▶ _Stated exercise_: Gather all lines containing the string "网络连接" and copy them out.

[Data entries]
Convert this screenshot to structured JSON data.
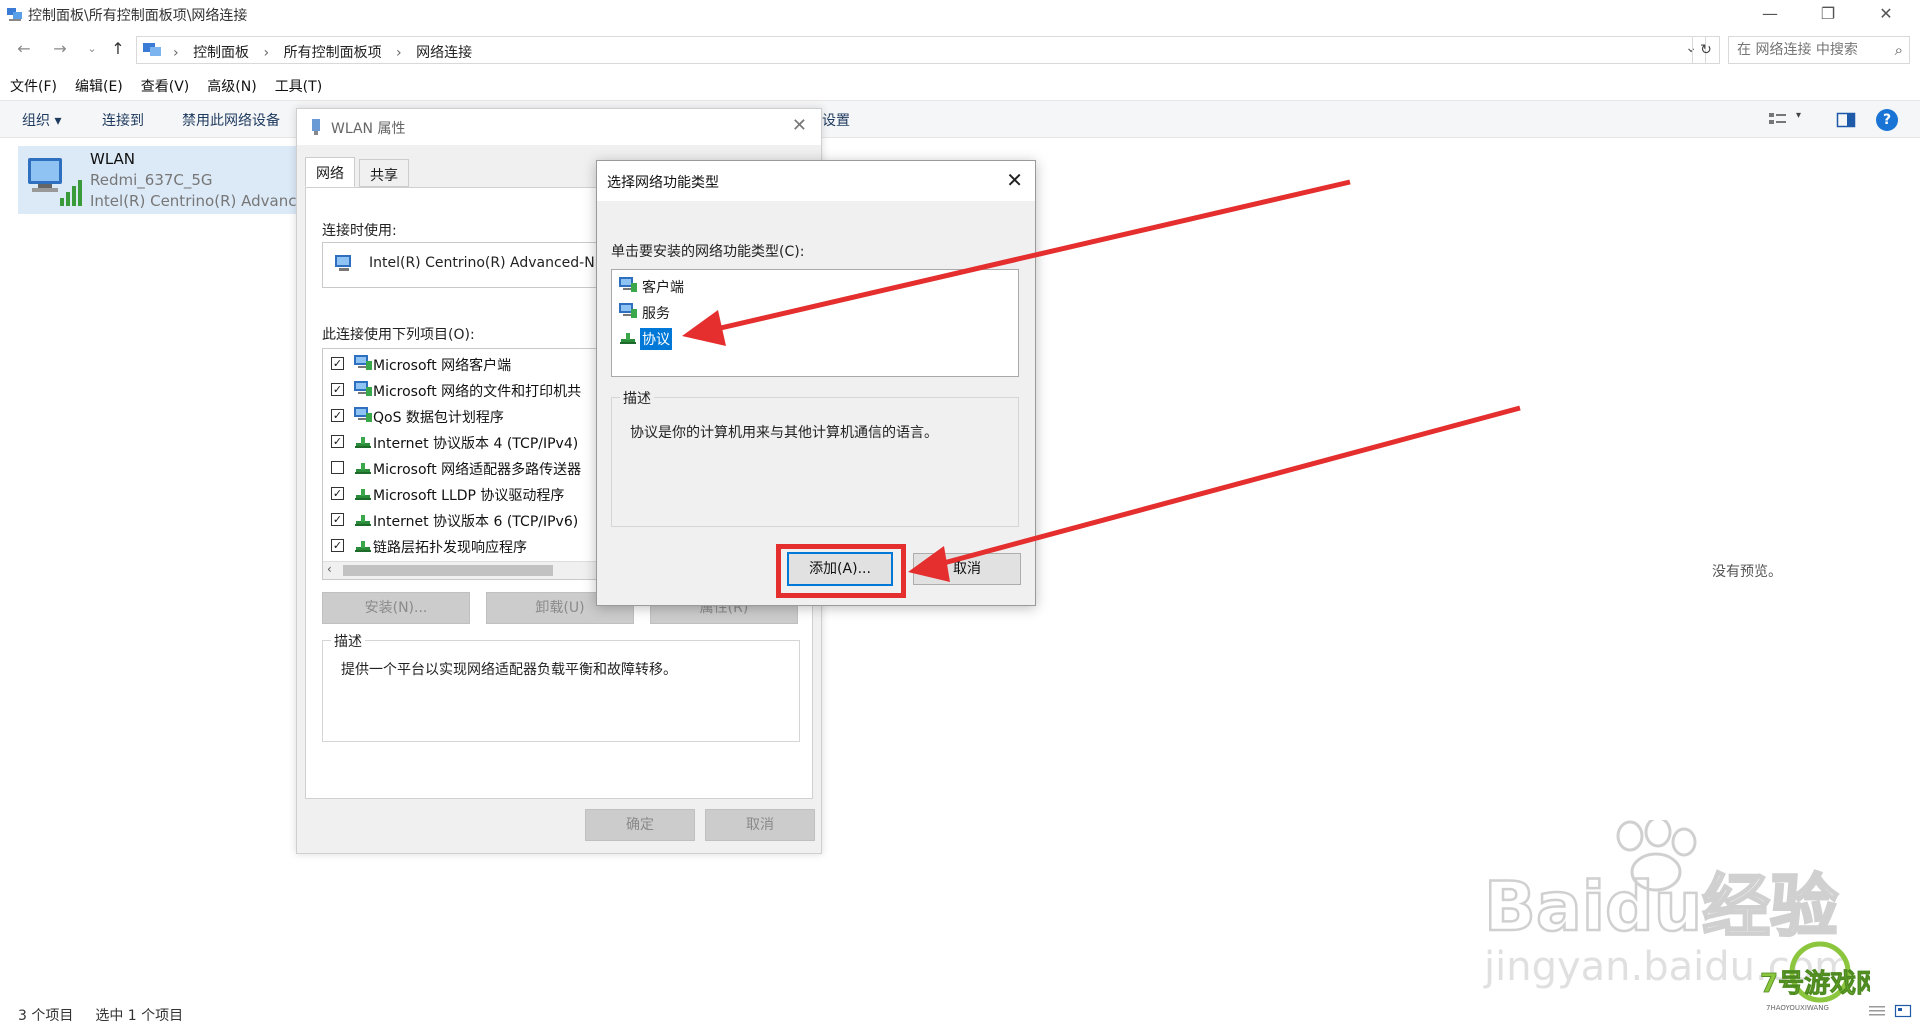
{
  "window": {
    "title": "控制面板\\所有控制面板项\\网络连接"
  },
  "nav": {
    "crumbs": [
      "控制面板",
      "所有控制面板项",
      "网络连接"
    ],
    "search_placeholder": "在 网络连接 中搜索"
  },
  "menu": [
    "文件(F)",
    "编辑(E)",
    "查看(V)",
    "高级(N)",
    "工具(T)"
  ],
  "commands": {
    "organize": "组织 ▾",
    "connect": "连接到",
    "disable": "禁用此网络设备",
    "settings_tail": "设置",
    "help": "?"
  },
  "connection": {
    "name": "WLAN",
    "ssid": "Redmi_637C_5G",
    "adapter": "Intel(R) Centrino(R) Advance"
  },
  "preview": {
    "empty_text": "没有预览。"
  },
  "status": {
    "items_count": "3 个项目",
    "selected": "选中 1 个项目"
  },
  "wlan_props": {
    "title": "WLAN 属性",
    "tabs": [
      "网络",
      "共享"
    ],
    "connect_using_label": "连接时使用:",
    "adapter": "Intel(R) Centrino(R) Advanced-N",
    "items_label": "此连接使用下列项目(O):",
    "items": [
      {
        "checked": true,
        "icon": "network-client-icon",
        "label": "Microsoft 网络客户端"
      },
      {
        "checked": true,
        "icon": "network-service-icon",
        "label": "Microsoft 网络的文件和打印机共"
      },
      {
        "checked": true,
        "icon": "network-service-icon",
        "label": "QoS 数据包计划程序"
      },
      {
        "checked": true,
        "icon": "protocol-icon",
        "label": "Internet 协议版本 4 (TCP/IPv4)"
      },
      {
        "checked": false,
        "icon": "protocol-icon",
        "label": "Microsoft 网络适配器多路传送器"
      },
      {
        "checked": true,
        "icon": "protocol-icon",
        "label": "Microsoft LLDP 协议驱动程序"
      },
      {
        "checked": true,
        "icon": "protocol-icon",
        "label": "Internet 协议版本 6 (TCP/IPv6)"
      },
      {
        "checked": true,
        "icon": "protocol-icon",
        "label": "链路层拓扑发现响应程序"
      }
    ],
    "install": "安装(N)...",
    "uninstall": "卸载(U)",
    "properties": "属性(R)",
    "desc_label": "描述",
    "desc_text": "提供一个平台以实现网络适配器负载平衡和故障转移。",
    "ok": "确定",
    "cancel": "取消"
  },
  "feature_dialog": {
    "title": "选择网络功能类型",
    "prompt": "单击要安装的网络功能类型(C):",
    "types": [
      {
        "icon": "client-icon",
        "label": "客户端",
        "selected": false
      },
      {
        "icon": "service-icon",
        "label": "服务",
        "selected": false
      },
      {
        "icon": "protocol-icon",
        "label": "协议",
        "selected": true
      }
    ],
    "desc_label": "描述",
    "desc_text": "协议是你的计算机用来与其他计算机通信的语言。",
    "add": "添加(A)...",
    "cancel": "取消"
  },
  "watermark": {
    "brand": "Baidu经验",
    "url": "jingyan.baidu.com",
    "logo2": "7号游戏网",
    "logo2_sub": "7HAOYOUXIWANG"
  },
  "colors": {
    "accent": "#0078d7",
    "highlight": "#e52e2e",
    "help": "#1a74d6"
  }
}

▶ _Answer in full_:
    "title": "控制面板\\所有控制面板项\\网络连接"
      "网络连接"
    "search_placeholder": "在 网络连接 中搜索"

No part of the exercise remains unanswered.